Find every line with the word "Shift". Copy those lines.

[start Available records]

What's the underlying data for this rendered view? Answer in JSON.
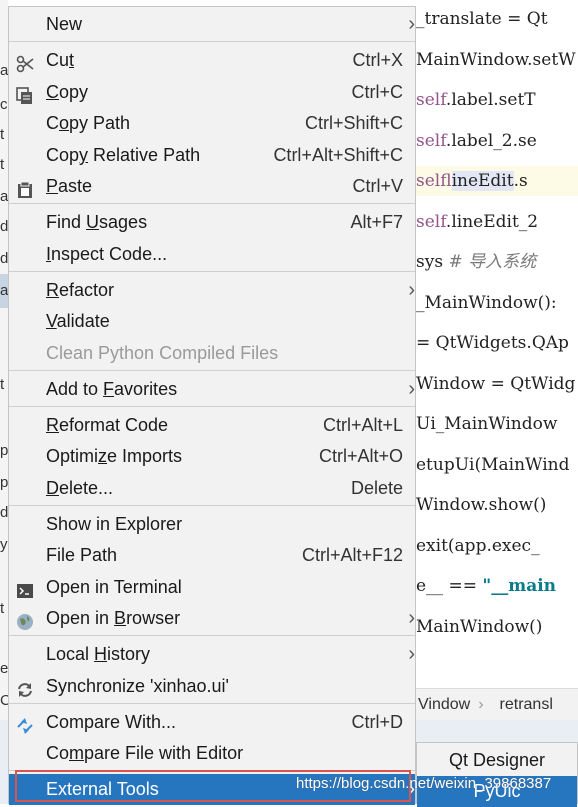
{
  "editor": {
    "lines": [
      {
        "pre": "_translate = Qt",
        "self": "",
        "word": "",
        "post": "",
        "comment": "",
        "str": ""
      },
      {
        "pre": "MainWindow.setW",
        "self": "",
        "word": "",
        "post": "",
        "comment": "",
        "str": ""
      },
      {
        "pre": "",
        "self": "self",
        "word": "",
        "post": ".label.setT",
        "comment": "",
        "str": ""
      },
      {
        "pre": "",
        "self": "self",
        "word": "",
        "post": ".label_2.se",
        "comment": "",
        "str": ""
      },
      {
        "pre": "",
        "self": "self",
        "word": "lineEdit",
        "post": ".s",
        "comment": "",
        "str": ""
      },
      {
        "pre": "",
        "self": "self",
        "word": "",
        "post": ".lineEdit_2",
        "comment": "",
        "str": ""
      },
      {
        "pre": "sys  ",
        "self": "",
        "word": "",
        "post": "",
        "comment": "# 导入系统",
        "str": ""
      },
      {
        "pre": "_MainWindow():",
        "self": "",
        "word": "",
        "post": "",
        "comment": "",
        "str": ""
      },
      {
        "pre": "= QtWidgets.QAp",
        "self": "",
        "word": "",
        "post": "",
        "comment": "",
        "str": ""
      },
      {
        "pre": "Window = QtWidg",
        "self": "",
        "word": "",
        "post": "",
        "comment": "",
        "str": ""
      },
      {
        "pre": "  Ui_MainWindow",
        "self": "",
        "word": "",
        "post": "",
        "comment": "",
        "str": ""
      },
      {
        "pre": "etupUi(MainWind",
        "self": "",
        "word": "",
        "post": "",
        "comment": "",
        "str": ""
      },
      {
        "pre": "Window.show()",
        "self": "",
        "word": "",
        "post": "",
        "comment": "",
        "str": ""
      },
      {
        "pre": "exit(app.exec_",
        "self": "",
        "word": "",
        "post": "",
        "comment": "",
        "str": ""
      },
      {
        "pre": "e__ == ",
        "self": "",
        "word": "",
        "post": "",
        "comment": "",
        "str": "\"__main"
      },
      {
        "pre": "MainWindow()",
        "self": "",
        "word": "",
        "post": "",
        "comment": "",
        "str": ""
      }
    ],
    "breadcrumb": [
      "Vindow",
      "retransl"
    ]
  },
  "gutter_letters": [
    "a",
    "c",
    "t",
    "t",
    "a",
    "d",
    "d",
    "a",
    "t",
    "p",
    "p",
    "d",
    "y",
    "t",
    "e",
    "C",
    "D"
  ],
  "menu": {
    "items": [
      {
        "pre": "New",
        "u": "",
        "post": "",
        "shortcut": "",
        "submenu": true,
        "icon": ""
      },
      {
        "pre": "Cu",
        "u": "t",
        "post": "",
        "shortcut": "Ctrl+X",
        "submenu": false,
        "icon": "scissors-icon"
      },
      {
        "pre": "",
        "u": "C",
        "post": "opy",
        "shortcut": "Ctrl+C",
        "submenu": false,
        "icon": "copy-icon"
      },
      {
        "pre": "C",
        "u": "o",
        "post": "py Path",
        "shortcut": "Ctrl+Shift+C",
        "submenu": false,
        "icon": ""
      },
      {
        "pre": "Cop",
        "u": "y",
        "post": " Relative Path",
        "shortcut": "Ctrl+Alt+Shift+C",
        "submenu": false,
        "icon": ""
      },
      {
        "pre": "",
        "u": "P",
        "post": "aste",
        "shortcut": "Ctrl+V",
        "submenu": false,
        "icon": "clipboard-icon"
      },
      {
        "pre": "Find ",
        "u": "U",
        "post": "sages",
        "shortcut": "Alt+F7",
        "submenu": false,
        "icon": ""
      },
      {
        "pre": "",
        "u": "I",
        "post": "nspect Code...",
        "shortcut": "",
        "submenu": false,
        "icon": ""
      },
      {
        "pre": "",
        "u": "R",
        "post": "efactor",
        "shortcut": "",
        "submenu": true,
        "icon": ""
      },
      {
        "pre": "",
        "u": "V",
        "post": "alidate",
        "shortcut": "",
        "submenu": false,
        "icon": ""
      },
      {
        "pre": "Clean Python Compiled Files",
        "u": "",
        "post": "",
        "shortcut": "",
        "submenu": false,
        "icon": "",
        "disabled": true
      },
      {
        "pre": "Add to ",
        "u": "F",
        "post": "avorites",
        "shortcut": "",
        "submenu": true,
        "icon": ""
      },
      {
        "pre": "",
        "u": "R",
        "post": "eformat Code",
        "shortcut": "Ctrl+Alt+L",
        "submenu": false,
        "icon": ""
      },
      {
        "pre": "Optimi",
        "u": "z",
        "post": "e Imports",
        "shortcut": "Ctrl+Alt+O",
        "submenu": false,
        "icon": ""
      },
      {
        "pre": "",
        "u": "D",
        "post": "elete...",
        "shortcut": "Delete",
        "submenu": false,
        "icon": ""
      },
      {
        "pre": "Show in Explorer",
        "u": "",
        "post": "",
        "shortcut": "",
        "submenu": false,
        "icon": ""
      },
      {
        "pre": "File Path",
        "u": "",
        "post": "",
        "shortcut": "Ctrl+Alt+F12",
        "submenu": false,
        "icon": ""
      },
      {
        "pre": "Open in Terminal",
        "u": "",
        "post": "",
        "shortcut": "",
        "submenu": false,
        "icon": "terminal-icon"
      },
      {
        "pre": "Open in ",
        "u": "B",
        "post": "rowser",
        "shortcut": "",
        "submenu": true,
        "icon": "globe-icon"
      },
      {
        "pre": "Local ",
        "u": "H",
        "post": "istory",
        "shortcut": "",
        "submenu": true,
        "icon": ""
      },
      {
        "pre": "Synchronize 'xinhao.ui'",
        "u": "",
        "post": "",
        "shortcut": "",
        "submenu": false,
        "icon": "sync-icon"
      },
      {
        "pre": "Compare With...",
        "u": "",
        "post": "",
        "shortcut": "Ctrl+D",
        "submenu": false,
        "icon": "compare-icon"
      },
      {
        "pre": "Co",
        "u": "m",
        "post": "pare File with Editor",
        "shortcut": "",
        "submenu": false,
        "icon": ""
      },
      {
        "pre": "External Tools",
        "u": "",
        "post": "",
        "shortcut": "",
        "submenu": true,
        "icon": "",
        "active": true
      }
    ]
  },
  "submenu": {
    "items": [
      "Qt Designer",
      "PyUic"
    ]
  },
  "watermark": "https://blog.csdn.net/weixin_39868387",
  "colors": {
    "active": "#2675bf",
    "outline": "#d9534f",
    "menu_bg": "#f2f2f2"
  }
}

[end Available records]

Solution for this task:
        "shortcut": "Ctrl+Shift+C",
        "shortcut": "Ctrl+Alt+Shift+C",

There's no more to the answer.